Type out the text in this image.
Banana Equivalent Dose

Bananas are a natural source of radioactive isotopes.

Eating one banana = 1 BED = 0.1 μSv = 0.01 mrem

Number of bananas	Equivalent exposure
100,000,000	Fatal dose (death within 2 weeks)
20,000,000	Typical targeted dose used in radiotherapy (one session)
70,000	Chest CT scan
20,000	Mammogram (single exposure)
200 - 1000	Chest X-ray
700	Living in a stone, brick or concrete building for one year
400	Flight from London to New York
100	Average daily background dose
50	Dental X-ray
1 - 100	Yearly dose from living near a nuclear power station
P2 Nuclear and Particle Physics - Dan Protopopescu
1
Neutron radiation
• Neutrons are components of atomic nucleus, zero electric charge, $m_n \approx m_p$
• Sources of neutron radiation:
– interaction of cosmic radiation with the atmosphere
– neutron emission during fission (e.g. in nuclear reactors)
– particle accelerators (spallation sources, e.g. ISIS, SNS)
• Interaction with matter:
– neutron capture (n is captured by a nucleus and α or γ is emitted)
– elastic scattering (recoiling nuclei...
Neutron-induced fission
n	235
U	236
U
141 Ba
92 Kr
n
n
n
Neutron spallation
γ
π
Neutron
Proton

▶ **EXERCISE DESCRIPTION**:
Using the listing above, pick out each line that contains the word "Equivalent", then copy it.

▶ **FINISHED TASK**:
Banana Equivalent Dose
Number of bananas	Equivalent exposure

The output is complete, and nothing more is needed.